> **Goal**
Among the lines of this listing, determine how many contain the string "JSON". Answer with the number only.

> **Data shown**
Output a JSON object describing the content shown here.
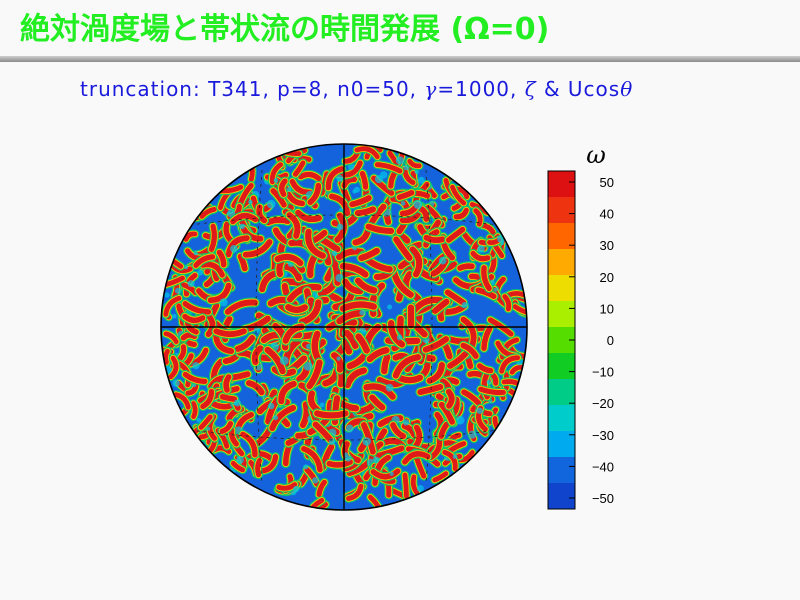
{
  "header": {
    "title": "絶対渦度場と帯状流の時間発展 (Ω=0)",
    "params_text": "truncation: T341, p=8, n0=50,",
    "gamma_symbol": "γ",
    "gamma_text": "=1000,",
    "zeta_symbol": "ζ",
    "and_text": "&",
    "ucos_text": "Ucos",
    "theta_symbol": "θ"
  },
  "colorbar": {
    "title": "ω",
    "ticks": [
      "50",
      "40",
      "30",
      "20",
      "10",
      "0",
      "−10",
      "−20",
      "−30",
      "−40",
      "−50"
    ],
    "colors": [
      "#dd1111",
      "#ee3311",
      "#ff6600",
      "#ffaa00",
      "#eedd00",
      "#aaee00",
      "#55dd00",
      "#11cc22",
      "#00cc88",
      "#00cccc",
      "#00aaee",
      "#1166dd",
      "#1144cc"
    ]
  },
  "palette": {
    "ocean_blue": "#1563dc",
    "positive_red": "#e01a18",
    "title_green": "#22ee22",
    "subtitle_blue": "#1a1adc"
  }
}
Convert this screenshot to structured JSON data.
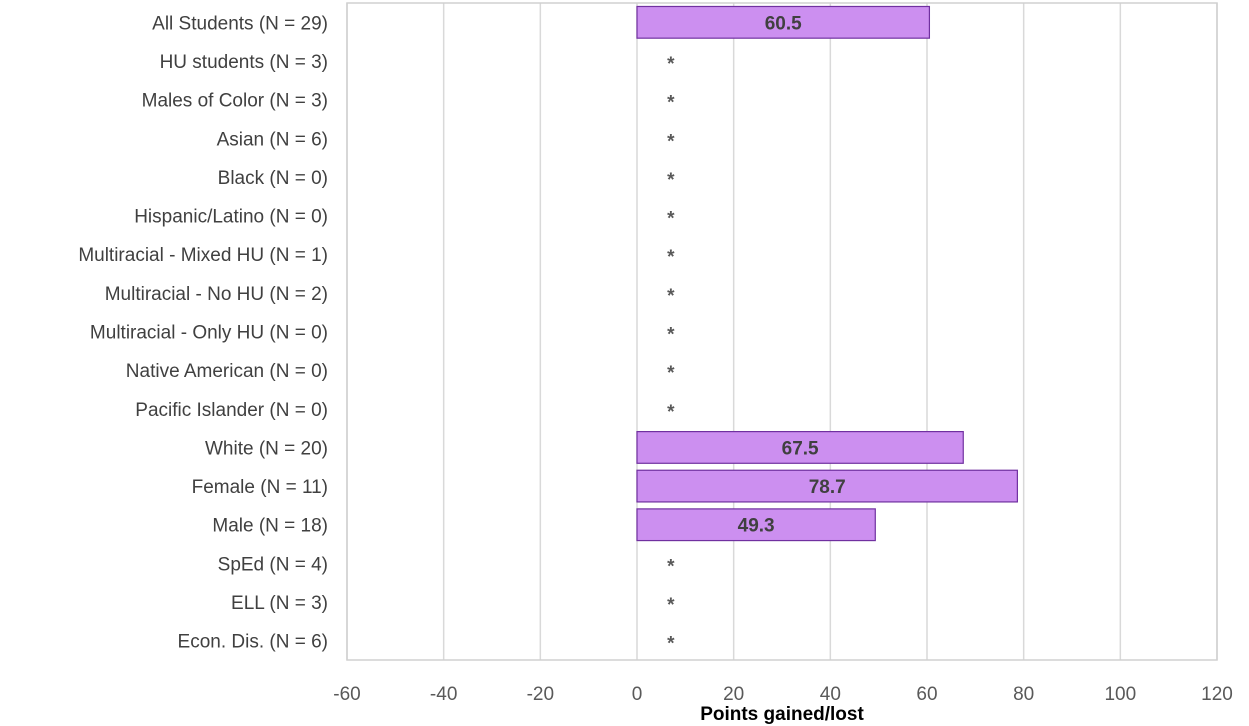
{
  "chart_data": {
    "type": "bar",
    "orientation": "horizontal",
    "title": "",
    "xlabel": "Points gained/lost",
    "ylabel": "",
    "xlim": [
      -60,
      120
    ],
    "xticks": [
      -60,
      -40,
      -20,
      0,
      20,
      40,
      60,
      80,
      100,
      120
    ],
    "grid": true,
    "bar_color": "#cc8ff0",
    "bar_border_color": "#7030a0",
    "suppressed_marker": "*",
    "categories": [
      "All Students (N = 29)",
      "HU students (N = 3)",
      "Males of Color (N = 3)",
      "Asian (N = 6)",
      "Black (N = 0)",
      "Hispanic/Latino (N = 0)",
      "Multiracial - Mixed HU (N = 1)",
      "Multiracial - No HU (N = 2)",
      "Multiracial - Only HU (N = 0)",
      "Native American (N = 0)",
      "Pacific Islander (N = 0)",
      "White (N = 20)",
      "Female (N = 11)",
      "Male (N = 18)",
      "SpEd (N = 4)",
      "ELL (N = 3)",
      "Econ. Dis. (N = 6)"
    ],
    "values": [
      60.5,
      null,
      null,
      null,
      null,
      null,
      null,
      null,
      null,
      null,
      null,
      67.5,
      78.7,
      49.3,
      null,
      null,
      null
    ],
    "data_labels": [
      "60.5",
      "*",
      "*",
      "*",
      "*",
      "*",
      "*",
      "*",
      "*",
      "*",
      "*",
      "67.5",
      "78.7",
      "49.3",
      "*",
      "*",
      "*"
    ]
  }
}
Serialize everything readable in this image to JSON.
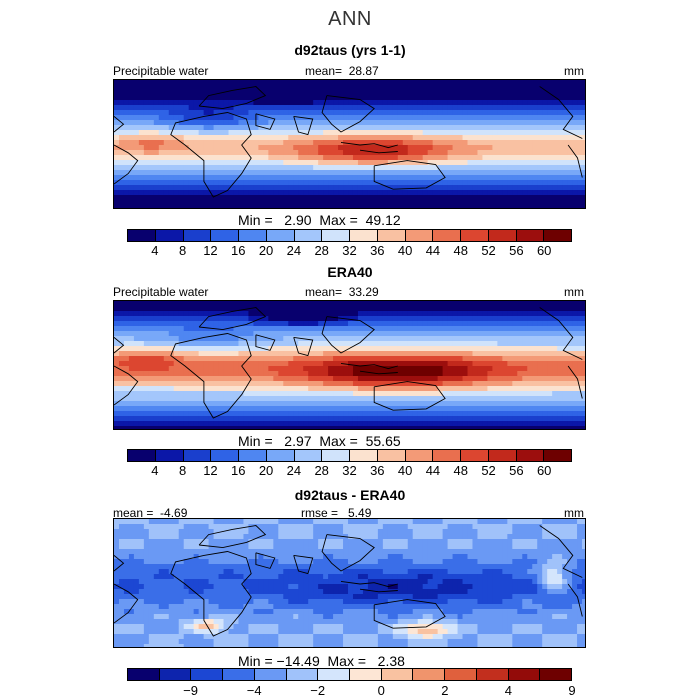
{
  "header": {
    "title": "ANN"
  },
  "panels": [
    {
      "title": "d92taus (yrs 1-1)",
      "left_label": "Precipitable water",
      "center_label": "mean=  28.87",
      "right_label": "mm",
      "stats": "Min =   2.90  Max =  49.12",
      "ticks": [
        "4",
        "8",
        "12",
        "16",
        "20",
        "24",
        "28",
        "32",
        "36",
        "40",
        "44",
        "48",
        "52",
        "56",
        "60"
      ],
      "style": "model"
    },
    {
      "title": "ERA40",
      "left_label": "Precipitable water",
      "center_label": "mean=  33.29",
      "right_label": "mm",
      "stats": "Min =   2.97  Max =  55.65",
      "ticks": [
        "4",
        "8",
        "12",
        "16",
        "20",
        "24",
        "28",
        "32",
        "36",
        "40",
        "44",
        "48",
        "52",
        "56",
        "60"
      ],
      "style": "obs"
    },
    {
      "title": "d92taus - ERA40",
      "left_label": "mean =  -4.69",
      "center_label": "rmse =   5.49",
      "right_label": "mm",
      "stats": "Min = −14.49  Max =   2.38",
      "ticks": [
        "−9",
        "−4",
        "−2",
        "0",
        "2",
        "4",
        "9"
      ],
      "style": "diff"
    }
  ],
  "colors": {
    "abs_scale": [
      "#08006e",
      "#0b17a8",
      "#1a3fcd",
      "#2f63e6",
      "#4f86f1",
      "#78a8f8",
      "#a3c6fb",
      "#d0e3fb",
      "#fbe2cf",
      "#f9c1a2",
      "#f39a77",
      "#e96f4f",
      "#dc4630",
      "#c2291c",
      "#9c0e0d",
      "#6e0000"
    ],
    "diff_scale": [
      "#08006e",
      "#0d24ad",
      "#1c47d3",
      "#3a6ee8",
      "#6a99f4",
      "#a0c2fa",
      "#d4e5fc",
      "#fde6d5",
      "#f9c2a1",
      "#f0946c",
      "#e0603d",
      "#c22f1e",
      "#930b09",
      "#6e0000"
    ]
  }
}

> **Worked answer**
3